Leaving out all images, write out the records that follow exactly.

--- Begin ---

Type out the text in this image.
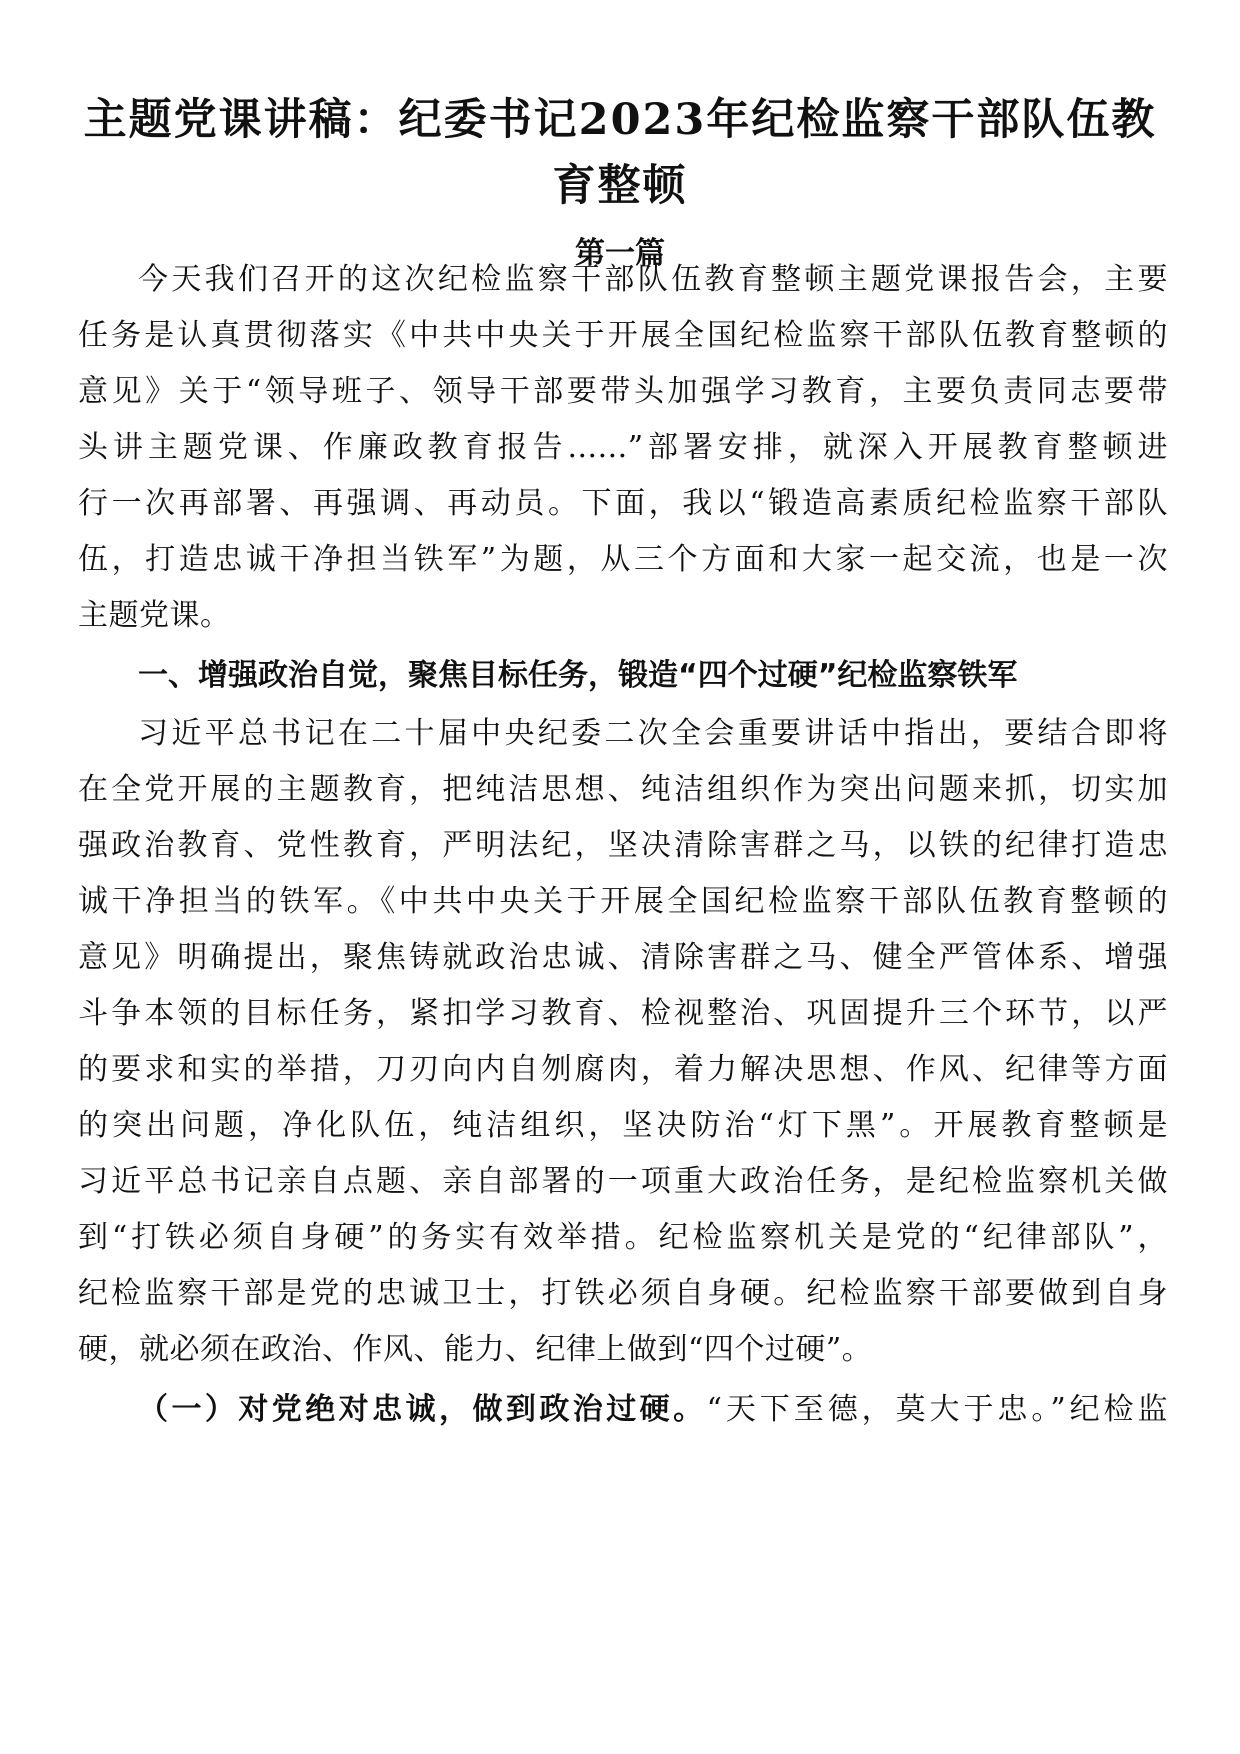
主题党课讲稿：纪委书记2023年纪检监察干部队伍教
育整顿
第一篇

今天我们召开的这次纪检监察干部队伍教育整顿主题党课报告会，主要

任务是认真贯彻落实《中共中央关于开展全国纪检监察干部队伍教育整顿的

意见》关于“领导班子、领导干部要带头加强学习教育，主要负责同志要带

头讲主题党课、作廉政教育报告......”部署安排，就深入开展教育整顿进

行一次再部署、再强调、再动员。下面，我以“锻造高素质纪检监察干部队

伍，打造忠诚干净担当铁军”为题，从三个方面和大家一起交流，也是一次

主题党课。

一、增强政治自觉，聚焦目标任务，锻造“四个过硬”纪检监察铁军

习近平总书记在二十届中央纪委二次全会重要讲话中指出，要结合即将

在全党开展的主题教育，把纯洁思想、纯洁组织作为突出问题来抓，切实加

强政治教育、党性教育，严明法纪，坚决清除害群之马，以铁的纪律打造忠

诚干净担当的铁军。《中共中央关于开展全国纪检监察干部队伍教育整顿的

意见》明确提出，聚焦铸就政治忠诚、清除害群之马、健全严管体系、增强

斗争本领的目标任务，紧扣学习教育、检视整治、巩固提升三个环节，以严

的要求和实的举措，刀刃向内自刎腐肉，着力解决思想、作风、纪律等方面

的突出问题，净化队伍，纯洁组织，坚决防治“灯下黑”。开展教育整顿是

习近平总书记亲自点题、亲自部署的一项重大政治任务，是纪检监察机关做

到“打铁必须自身硬”的务实有效举措。纪检监察机关是党的“纪律部队”，

纪检监察干部是党的忠诚卫士，打铁必须自身硬。纪检监察干部要做到自身

硬，就必须在政治、作风、能力、纪律上做到“四个过硬”。

（一）对党绝对忠诚，做到政治过硬。“天下至德，莫大于忠。”纪检监
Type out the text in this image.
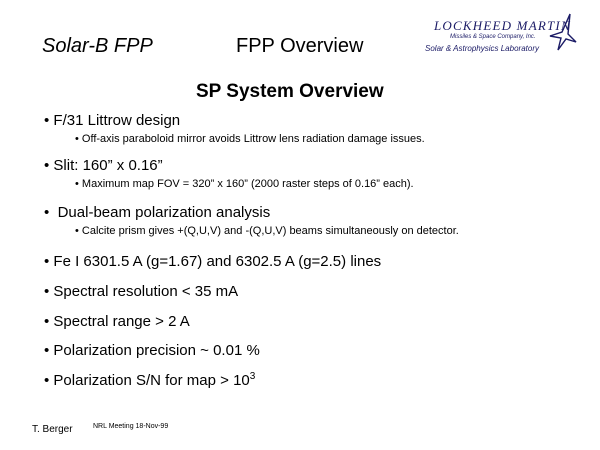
Solar-B FPP	FPP Overview
LOCKHEED MARTIN
Missiles & Space Company, Inc.
Solar & Astrophysics Laboratory
SP System Overview
• F/31 Littrow design
• Off-axis paraboloid mirror avoids Littrow lens radiation damage issues.
• Slit: 160” x 0.16”
• Maximum map FOV = 320” x 160” (2000 raster steps of 0.16” each).
•  Dual-beam polarization analysis
• Calcite prism gives +(Q,U,V) and -(Q,U,V) beams simultaneously on detector.
• Fe I 6301.5 A (g=1.67) and 6302.5 A (g=2.5) lines
• Spectral resolution < 35 mA
• Spectral range > 2 A
• Polarization precision ~ 0.01 %
• Polarization S/N for map > $10^3$
T. Berger	NRL Meeting 18-Nov-99
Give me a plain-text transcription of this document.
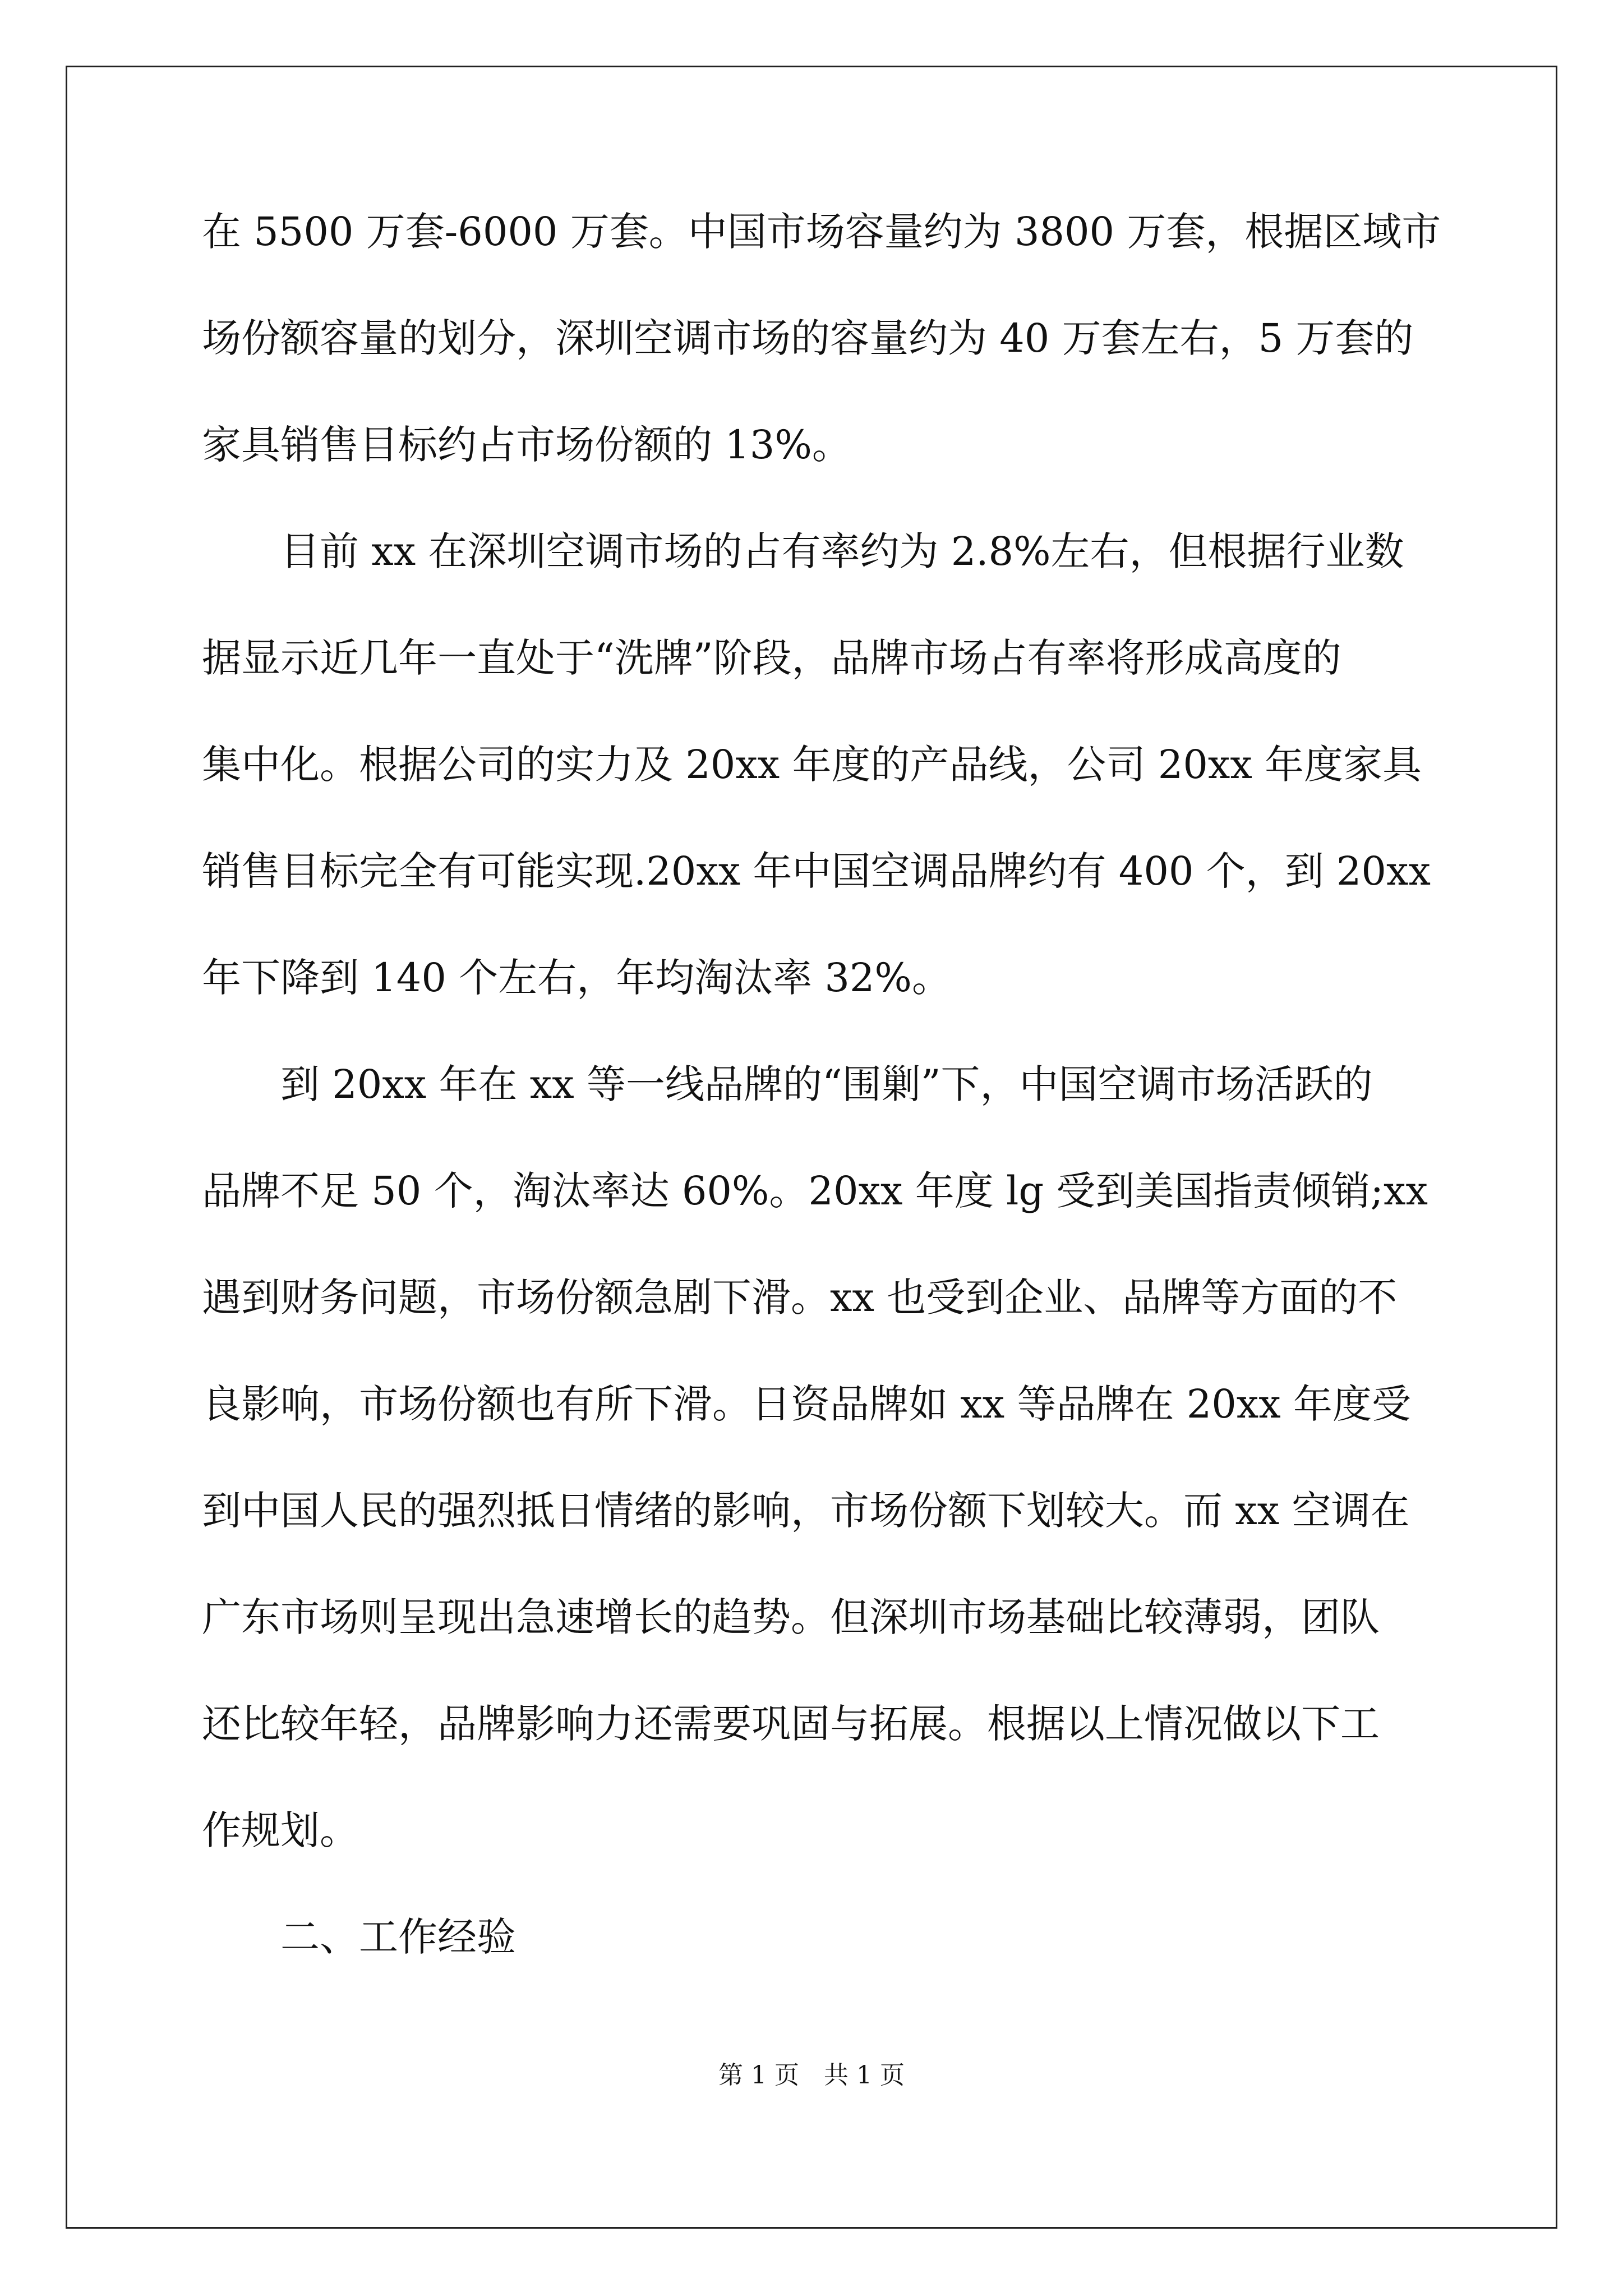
在 5500 万套-6000 万套。中国市场容量约为 3800 万套，根据区域市
场份额容量的划分，深圳空调市场的容量约为 40 万套左右，5 万套的
家具销售目标约占市场份额的 13%。
目前 xx 在深圳空调市场的占有率约为 2.8%左右，但根据行业数
据显示近几年一直处于“洗牌”阶段，品牌市场占有率将形成高度的
集中化。根据公司的实力及 20xx 年度的产品线，公司 20xx 年度家具
销售目标完全有可能实现.20xx 年中国空调品牌约有 400 个，到 20xx
年下降到 140 个左右，年均淘汰率 32%。
到 20xx 年在 xx 等一线品牌的“围剿”下，中国空调市场活跃的
品牌不足 50 个，淘汰率达 60%。20xx 年度 lg 受到美国指责倾销;xx
遇到财务问题，市场份额急剧下滑。xx 也受到企业、品牌等方面的不
良影响，市场份额也有所下滑。日资品牌如 xx 等品牌在 20xx 年度受
到中国人民的强烈抵日情绪的影响，市场份额下划较大。而 xx 空调在
广东市场则呈现出急速增长的趋势。但深圳市场基础比较薄弱，团队
还比较年轻，品牌影响力还需要巩固与拓展。根据以上情况做以下工
作规划。
二、工作经验
第 1 页 共 1 页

--- End ---

__Exercise output__.
Type out the text in this image.
主题党课讲稿：纪委书记2023年纪检监察干部队伍教
育整顿
第一篇

今天我们召开的这次纪检监察干部队伍教育整顿主题党课报告会，主要

任务是认真贯彻落实《中共中央关于开展全国纪检监察干部队伍教育整顿的

意见》关于“领导班子、领导干部要带头加强学习教育，主要负责同志要带

头讲主题党课、作廉政教育报告......”部署安排，就深入开展教育整顿进

行一次再部署、再强调、再动员。下面，我以“锻造高素质纪检监察干部队

伍，打造忠诚干净担当铁军”为题，从三个方面和大家一起交流，也是一次

主题党课。

一、增强政治自觉，聚焦目标任务，锻造“四个过硬”纪检监察铁军

习近平总书记在二十届中央纪委二次全会重要讲话中指出，要结合即将

在全党开展的主题教育，把纯洁思想、纯洁组织作为突出问题来抓，切实加

强政治教育、党性教育，严明法纪，坚决清除害群之马，以铁的纪律打造忠

诚干净担当的铁军。《中共中央关于开展全国纪检监察干部队伍教育整顿的

意见》明确提出，聚焦铸就政治忠诚、清除害群之马、健全严管体系、增强

斗争本领的目标任务，紧扣学习教育、检视整治、巩固提升三个环节，以严

的要求和实的举措，刀刃向内自刎腐肉，着力解决思想、作风、纪律等方面

的突出问题，净化队伍，纯洁组织，坚决防治“灯下黑”。开展教育整顿是

习近平总书记亲自点题、亲自部署的一项重大政治任务，是纪检监察机关做

到“打铁必须自身硬”的务实有效举措。纪检监察机关是党的“纪律部队”，

纪检监察干部是党的忠诚卫士，打铁必须自身硬。纪检监察干部要做到自身

硬，就必须在政治、作风、能力、纪律上做到“四个过硬”。

（一）对党绝对忠诚，做到政治过硬。“天下至德，莫大于忠。”纪检监
Type out the text in this image.
Solar-B FPP	FPP Overview
LOCKHEED MARTIN
Missiles & Space Company, Inc.
Solar & Astrophysics Laboratory
SP System Overview
• F/31 Littrow design
• Off-axis paraboloid mirror avoids Littrow lens radiation damage issues.
• Slit: 160” x 0.16”
• Maximum map FOV = 320” x 160” (2000 raster steps of 0.16” each).
•  Dual-beam polarization analysis
• Calcite prism gives +(Q,U,V) and -(Q,U,V) beams simultaneously on detector.
• Fe I 6301.5 A (g=1.67) and 6302.5 A (g=2.5) lines
• Spectral resolution < 35 mA
• Spectral range > 2 A
• Polarization precision ~ 0.01 %
• Polarization S/N for map > $10^3$
T. Berger	NRL Meeting 18-Nov-99
Give me a plain-text transcription of this document.
在 5500 万套-6000 万套。中国市场容量约为 3800 万套，根据区域市
场份额容量的划分，深圳空调市场的容量约为 40 万套左右，5 万套的
家具销售目标约占市场份额的 13%。
目前 xx 在深圳空调市场的占有率约为 2.8%左右，但根据行业数
据显示近几年一直处于“洗牌”阶段，品牌市场占有率将形成高度的
集中化。根据公司的实力及 20xx 年度的产品线，公司 20xx 年度家具
销售目标完全有可能实现.20xx 年中国空调品牌约有 400 个，到 20xx
年下降到 140 个左右，年均淘汰率 32%。
到 20xx 年在 xx 等一线品牌的“围剿”下，中国空调市场活跃的
品牌不足 50 个，淘汰率达 60%。20xx 年度 lg 受到美国指责倾销;xx
遇到财务问题，市场份额急剧下滑。xx 也受到企业、品牌等方面的不
良影响，市场份额也有所下滑。日资品牌如 xx 等品牌在 20xx 年度受
到中国人民的强烈抵日情绪的影响，市场份额下划较大。而 xx 空调在
广东市场则呈现出急速增长的趋势。但深圳市场基础比较薄弱，团队
还比较年轻，品牌影响力还需要巩固与拓展。根据以上情况做以下工
作规划。
二、工作经验
第 1 页 共 1 页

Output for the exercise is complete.